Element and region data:
[BEGIN]

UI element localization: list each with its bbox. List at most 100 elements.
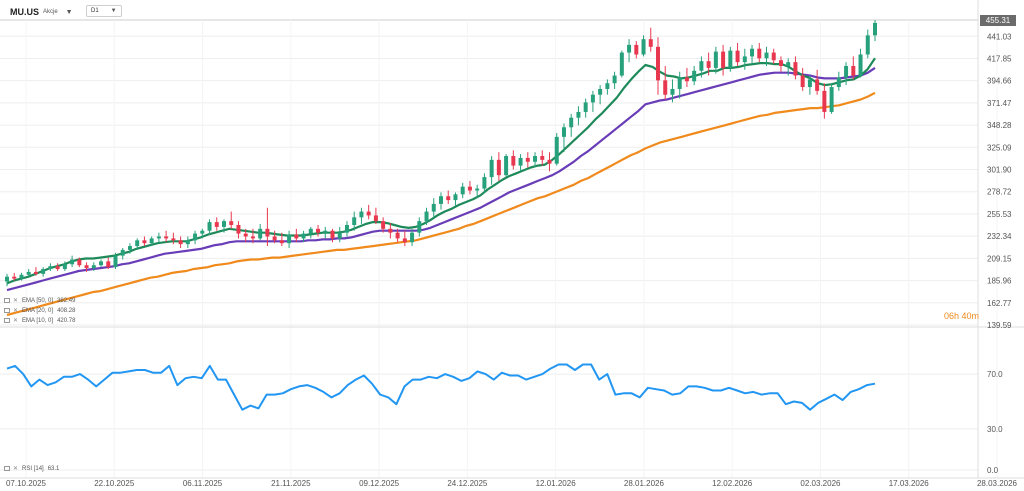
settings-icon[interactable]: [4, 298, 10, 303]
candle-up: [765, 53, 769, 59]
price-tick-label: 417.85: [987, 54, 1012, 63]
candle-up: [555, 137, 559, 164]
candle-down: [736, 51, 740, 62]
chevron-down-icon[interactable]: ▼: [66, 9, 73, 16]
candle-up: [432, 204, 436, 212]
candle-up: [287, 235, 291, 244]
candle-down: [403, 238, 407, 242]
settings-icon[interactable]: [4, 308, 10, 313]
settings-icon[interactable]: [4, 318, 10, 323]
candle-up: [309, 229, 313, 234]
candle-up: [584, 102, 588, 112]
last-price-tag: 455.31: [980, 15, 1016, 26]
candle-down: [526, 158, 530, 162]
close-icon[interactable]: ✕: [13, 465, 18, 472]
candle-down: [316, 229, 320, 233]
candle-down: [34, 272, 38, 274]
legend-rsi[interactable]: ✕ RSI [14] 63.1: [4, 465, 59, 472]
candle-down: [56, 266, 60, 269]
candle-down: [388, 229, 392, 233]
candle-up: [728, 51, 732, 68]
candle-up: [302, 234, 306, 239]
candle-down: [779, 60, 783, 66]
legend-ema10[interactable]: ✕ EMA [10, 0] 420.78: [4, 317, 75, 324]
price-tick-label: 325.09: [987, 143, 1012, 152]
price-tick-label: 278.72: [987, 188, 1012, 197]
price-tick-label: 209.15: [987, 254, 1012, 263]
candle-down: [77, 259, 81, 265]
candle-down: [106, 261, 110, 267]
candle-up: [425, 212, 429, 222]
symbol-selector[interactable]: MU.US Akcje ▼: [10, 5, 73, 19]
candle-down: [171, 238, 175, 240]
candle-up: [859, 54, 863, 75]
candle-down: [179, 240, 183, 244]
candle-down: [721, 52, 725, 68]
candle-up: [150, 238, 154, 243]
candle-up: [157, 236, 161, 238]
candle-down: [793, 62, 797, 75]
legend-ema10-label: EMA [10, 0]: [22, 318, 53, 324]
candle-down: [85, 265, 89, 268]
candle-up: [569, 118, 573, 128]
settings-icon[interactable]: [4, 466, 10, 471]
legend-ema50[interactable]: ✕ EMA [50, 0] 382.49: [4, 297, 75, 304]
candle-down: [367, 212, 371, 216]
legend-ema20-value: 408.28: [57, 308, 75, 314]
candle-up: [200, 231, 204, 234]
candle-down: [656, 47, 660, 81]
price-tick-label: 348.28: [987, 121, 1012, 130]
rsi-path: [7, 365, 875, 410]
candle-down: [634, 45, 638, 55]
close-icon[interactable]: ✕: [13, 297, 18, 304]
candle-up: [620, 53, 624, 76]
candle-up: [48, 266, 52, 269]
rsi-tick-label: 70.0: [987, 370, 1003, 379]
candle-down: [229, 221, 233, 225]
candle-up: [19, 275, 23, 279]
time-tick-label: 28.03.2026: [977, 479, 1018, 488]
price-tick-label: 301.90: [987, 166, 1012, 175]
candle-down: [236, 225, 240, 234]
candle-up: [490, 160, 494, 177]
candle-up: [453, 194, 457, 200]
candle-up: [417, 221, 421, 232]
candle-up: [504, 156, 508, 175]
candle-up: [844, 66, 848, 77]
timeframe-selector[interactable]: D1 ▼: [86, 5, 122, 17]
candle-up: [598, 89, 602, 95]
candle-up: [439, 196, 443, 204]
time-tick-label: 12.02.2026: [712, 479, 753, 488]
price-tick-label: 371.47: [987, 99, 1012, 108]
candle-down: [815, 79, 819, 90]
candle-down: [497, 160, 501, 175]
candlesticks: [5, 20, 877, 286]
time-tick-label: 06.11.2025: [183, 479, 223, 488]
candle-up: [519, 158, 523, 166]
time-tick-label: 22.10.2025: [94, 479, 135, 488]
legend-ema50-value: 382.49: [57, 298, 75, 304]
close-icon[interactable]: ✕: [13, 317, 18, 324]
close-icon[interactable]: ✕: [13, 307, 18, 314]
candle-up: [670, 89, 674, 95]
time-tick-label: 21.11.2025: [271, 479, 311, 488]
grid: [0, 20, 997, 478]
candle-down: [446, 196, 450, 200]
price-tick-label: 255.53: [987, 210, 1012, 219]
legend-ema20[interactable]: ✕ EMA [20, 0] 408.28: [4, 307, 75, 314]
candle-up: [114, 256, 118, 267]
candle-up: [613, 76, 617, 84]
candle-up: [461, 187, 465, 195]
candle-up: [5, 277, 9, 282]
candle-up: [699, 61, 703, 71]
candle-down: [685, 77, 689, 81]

[END]

Goal:
Extract every line from the data above that contains the string "value".

Written solution:
legend-ema20-value: 408.28: [57, 308, 75, 314]
legend-ema50-value: 382.49: [57, 298, 75, 304]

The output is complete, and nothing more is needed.